■ WRITTEN INSTRUCTION ■
Please output the records below in full, exactly as given, but without the images.

++++++

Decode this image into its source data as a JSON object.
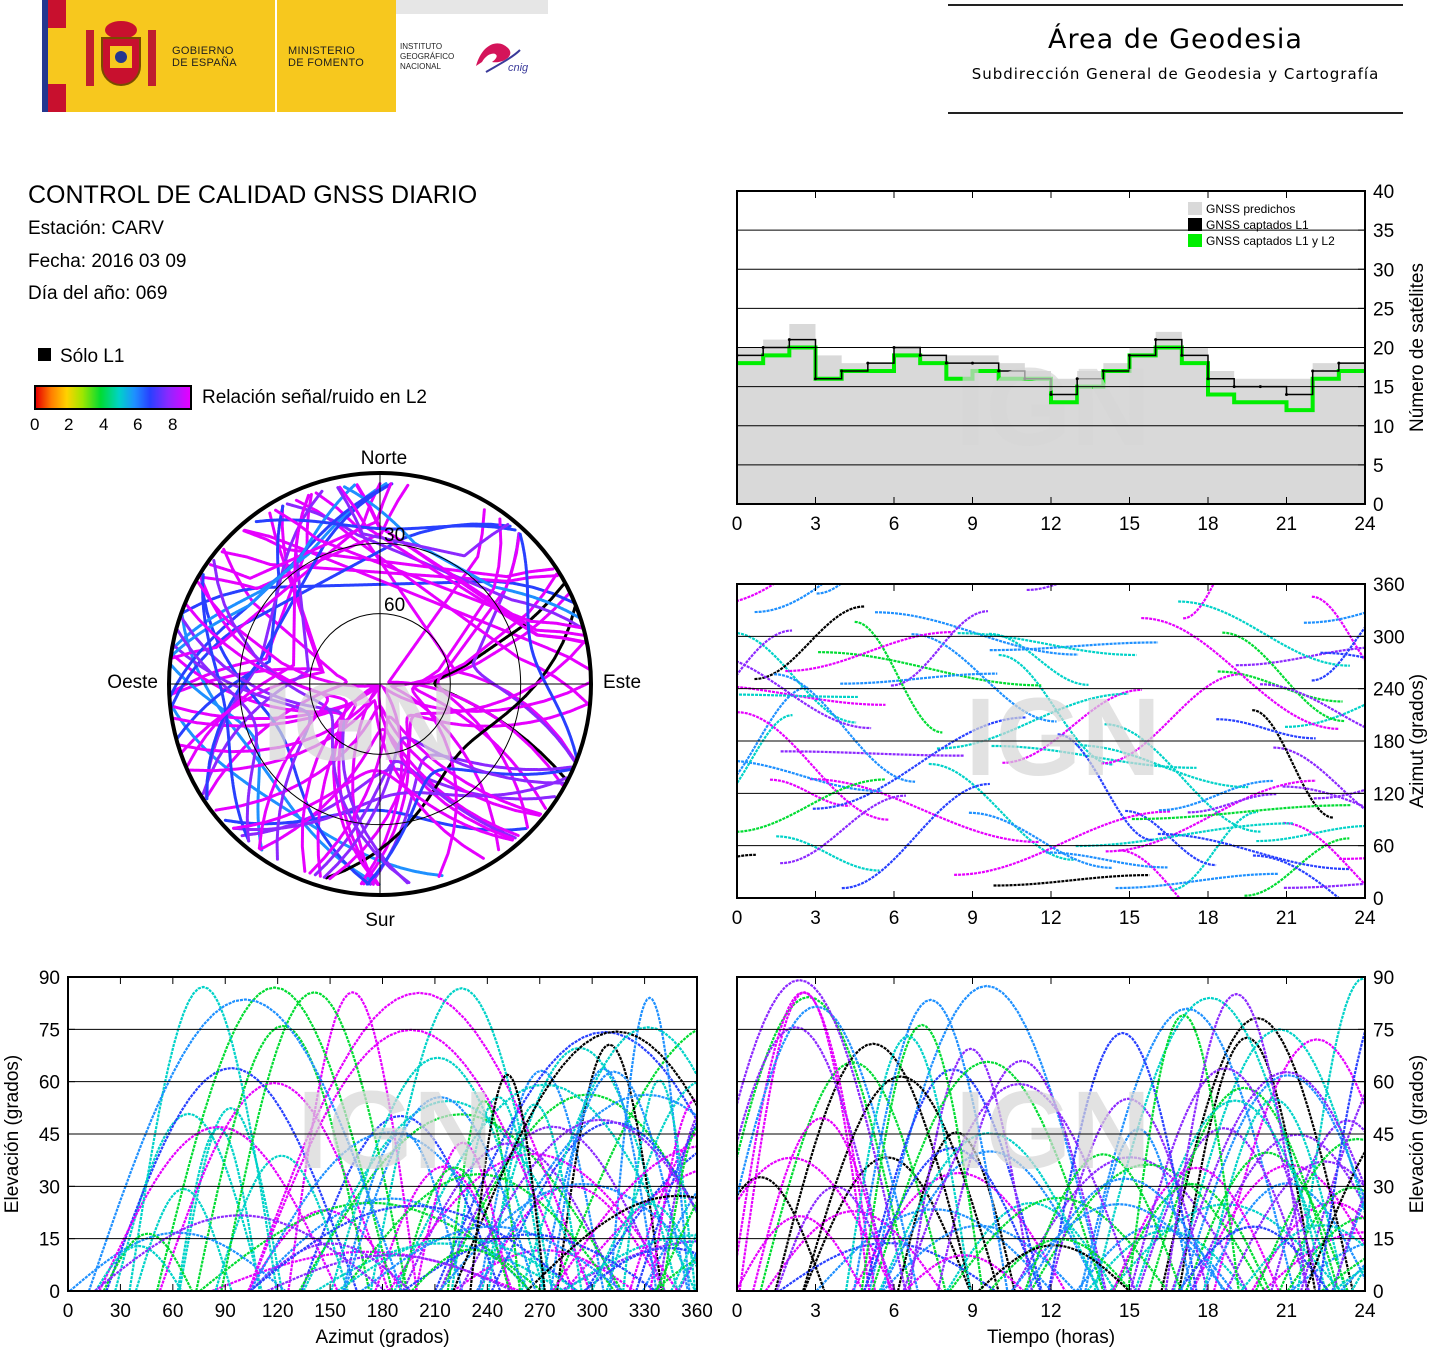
{
  "header": {
    "gobierno": [
      "GOBIERNO",
      "DE ESPAÑA"
    ],
    "ministerio": [
      "MINISTERIO",
      "DE FOMENTO"
    ],
    "instituto": [
      "INSTITUTO",
      "GEOGRÁFICO",
      "NACIONAL"
    ],
    "cnig": "cnig",
    "area_title": "Área de Geodesia",
    "area_subtitle": "Subdirección General de Geodesia y Cartografía"
  },
  "info": {
    "title": "CONTROL DE CALIDAD GNSS DIARIO",
    "station": "Estación: CARV",
    "date": "Fecha: 2016 03 09",
    "doy": "Día del año: 069"
  },
  "legend": {
    "l1_only": "Sólo L1",
    "snr_label": "Relación señal/ruido en L2",
    "snr_ticks": [
      "0",
      "2",
      "4",
      "6",
      "8"
    ],
    "l1_color": "#000000"
  },
  "watermark": "IGN",
  "colors": {
    "predicted": "#d9d9d9",
    "l1": "#000000",
    "l1l2": "#00ee00",
    "snr_scale": [
      "#e60000",
      "#ff7f00",
      "#ffd200",
      "#a0e600",
      "#00dc32",
      "#00d2c8",
      "#1e90ff",
      "#2840ff",
      "#8c28ff",
      "#e600ff"
    ]
  },
  "chart_data": [
    {
      "id": "satellites",
      "type": "line",
      "ylabel": "Número de satélites",
      "xlim": [
        0,
        24
      ],
      "ylim": [
        0,
        40
      ],
      "xticks": [
        "0",
        "3",
        "6",
        "9",
        "12",
        "15",
        "18",
        "21",
        "24"
      ],
      "yticks": [
        "0",
        "5",
        "10",
        "15",
        "20",
        "25",
        "30",
        "35",
        "40"
      ],
      "grid": true,
      "legend_position": "top-right",
      "x": [
        0,
        1,
        2,
        3,
        4,
        5,
        6,
        7,
        8,
        9,
        10,
        11,
        12,
        13,
        14,
        15,
        16,
        17,
        18,
        19,
        20,
        21,
        22,
        23,
        24
      ],
      "series": [
        {
          "name": "GNSS predichos",
          "values": [
            20,
            21,
            23,
            19,
            18,
            18,
            20,
            19,
            19,
            19,
            18,
            17,
            16,
            17,
            18,
            20,
            22,
            20,
            17,
            16,
            16,
            16,
            18,
            18,
            18
          ]
        },
        {
          "name": "GNSS captados L1",
          "values": [
            19,
            20,
            21,
            16,
            17,
            18,
            20,
            19,
            18,
            18,
            17,
            16,
            14,
            16,
            17,
            19,
            21,
            19,
            16,
            15,
            15,
            14,
            17,
            18,
            18
          ]
        },
        {
          "name": "GNSS captados L1 y L2",
          "values": [
            18,
            19,
            20,
            16,
            17,
            17,
            19,
            18,
            16,
            17,
            16,
            16,
            13,
            15,
            17,
            19,
            20,
            18,
            14,
            13,
            13,
            12,
            16,
            17,
            17
          ]
        }
      ]
    },
    {
      "id": "skyplot",
      "type": "scatter",
      "title": "",
      "labels": {
        "north": "Norte",
        "south": "Sur",
        "east": "Este",
        "west": "Oeste"
      },
      "ring_labels": [
        "30",
        "60"
      ]
    },
    {
      "id": "azimuth_time",
      "type": "scatter",
      "ylabel": "Azimut (grados)",
      "xlim": [
        0,
        24
      ],
      "ylim": [
        0,
        360
      ],
      "xticks": [
        "0",
        "3",
        "6",
        "9",
        "12",
        "15",
        "18",
        "21",
        "24"
      ],
      "yticks": [
        "0",
        "60",
        "120",
        "180",
        "240",
        "300",
        "360"
      ]
    },
    {
      "id": "elev_azimuth",
      "type": "scatter",
      "xlabel": "Azimut (grados)",
      "ylabel": "Elevación (grados)",
      "xlim": [
        0,
        360
      ],
      "ylim": [
        0,
        90
      ],
      "xticks": [
        "0",
        "30",
        "60",
        "90",
        "120",
        "150",
        "180",
        "210",
        "240",
        "270",
        "300",
        "330",
        "360"
      ],
      "yticks": [
        "0",
        "15",
        "30",
        "45",
        "60",
        "75",
        "90"
      ]
    },
    {
      "id": "elev_time",
      "type": "scatter",
      "xlabel": "Tiempo (horas)",
      "ylabel": "Elevación (grados)",
      "xlim": [
        0,
        24
      ],
      "ylim": [
        0,
        90
      ],
      "xticks": [
        "0",
        "3",
        "6",
        "9",
        "12",
        "15",
        "18",
        "21",
        "24"
      ],
      "yticks": [
        "0",
        "15",
        "30",
        "45",
        "60",
        "75",
        "90"
      ]
    }
  ]
}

++++++

■ FINISHED EXERCISE ■
Decode this image into its source data as a JSON object.
{
  "header": {
    "gobierno": [
      "GOBIERNO",
      "DE ESPAÑA"
    ],
    "ministerio": [
      "MINISTERIO",
      "DE FOMENTO"
    ],
    "instituto": [
      "INSTITUTO",
      "GEOGRÁFICO",
      "NACIONAL"
    ],
    "cnig": "cnig",
    "area_title": "Área de Geodesia",
    "area_subtitle": "Subdirección General de Geodesia y Cartografía"
  },
  "info": {
    "title": "CONTROL DE CALIDAD GNSS DIARIO",
    "station": "Estación: CARV",
    "date": "Fecha: 2016 03 09",
    "doy": "Día del año: 069"
  },
  "legend": {
    "l1_only": "Sólo L1",
    "snr_label": "Relación señal/ruido en L2",
    "snr_ticks": [
      "0",
      "2",
      "4",
      "6",
      "8"
    ],
    "l1_color": "#000000"
  },
  "watermark": "IGN",
  "colors": {
    "predicted": "#d9d9d9",
    "l1": "#000000",
    "l1l2": "#00ee00",
    "snr_scale": [
      "#e60000",
      "#ff7f00",
      "#ffd200",
      "#a0e600",
      "#00dc32",
      "#00d2c8",
      "#1e90ff",
      "#2840ff",
      "#8c28ff",
      "#e600ff"
    ]
  },
  "chart_data": [
    {
      "id": "satellites",
      "type": "line",
      "ylabel": "Número de satélites",
      "xlim": [
        0,
        24
      ],
      "ylim": [
        0,
        40
      ],
      "xticks": [
        "0",
        "3",
        "6",
        "9",
        "12",
        "15",
        "18",
        "21",
        "24"
      ],
      "yticks": [
        "0",
        "5",
        "10",
        "15",
        "20",
        "25",
        "30",
        "35",
        "40"
      ],
      "grid": true,
      "legend_position": "top-right",
      "x": [
        0,
        1,
        2,
        3,
        4,
        5,
        6,
        7,
        8,
        9,
        10,
        11,
        12,
        13,
        14,
        15,
        16,
        17,
        18,
        19,
        20,
        21,
        22,
        23,
        24
      ],
      "series": [
        {
          "name": "GNSS predichos",
          "values": [
            20,
            21,
            23,
            19,
            18,
            18,
            20,
            19,
            19,
            19,
            18,
            17,
            16,
            17,
            18,
            20,
            22,
            20,
            17,
            16,
            16,
            16,
            18,
            18,
            18
          ]
        },
        {
          "name": "GNSS captados L1",
          "values": [
            19,
            20,
            21,
            16,
            17,
            18,
            20,
            19,
            18,
            18,
            17,
            16,
            14,
            16,
            17,
            19,
            21,
            19,
            16,
            15,
            15,
            14,
            17,
            18,
            18
          ]
        },
        {
          "name": "GNSS captados L1 y L2",
          "values": [
            18,
            19,
            20,
            16,
            17,
            17,
            19,
            18,
            16,
            17,
            16,
            16,
            13,
            15,
            17,
            19,
            20,
            18,
            14,
            13,
            13,
            12,
            16,
            17,
            17
          ]
        }
      ]
    },
    {
      "id": "skyplot",
      "type": "scatter",
      "title": "",
      "labels": {
        "north": "Norte",
        "south": "Sur",
        "east": "Este",
        "west": "Oeste"
      },
      "ring_labels": [
        "30",
        "60"
      ]
    },
    {
      "id": "azimuth_time",
      "type": "scatter",
      "ylabel": "Azimut (grados)",
      "xlim": [
        0,
        24
      ],
      "ylim": [
        0,
        360
      ],
      "xticks": [
        "0",
        "3",
        "6",
        "9",
        "12",
        "15",
        "18",
        "21",
        "24"
      ],
      "yticks": [
        "0",
        "60",
        "120",
        "180",
        "240",
        "300",
        "360"
      ]
    },
    {
      "id": "elev_azimuth",
      "type": "scatter",
      "xlabel": "Azimut (grados)",
      "ylabel": "Elevación (grados)",
      "xlim": [
        0,
        360
      ],
      "ylim": [
        0,
        90
      ],
      "xticks": [
        "0",
        "30",
        "60",
        "90",
        "120",
        "150",
        "180",
        "210",
        "240",
        "270",
        "300",
        "330",
        "360"
      ],
      "yticks": [
        "0",
        "15",
        "30",
        "45",
        "60",
        "75",
        "90"
      ]
    },
    {
      "id": "elev_time",
      "type": "scatter",
      "xlabel": "Tiempo (horas)",
      "ylabel": "Elevación (grados)",
      "xlim": [
        0,
        24
      ],
      "ylim": [
        0,
        90
      ],
      "xticks": [
        "0",
        "3",
        "6",
        "9",
        "12",
        "15",
        "18",
        "21",
        "24"
      ],
      "yticks": [
        "0",
        "15",
        "30",
        "45",
        "60",
        "75",
        "90"
      ]
    }
  ]
}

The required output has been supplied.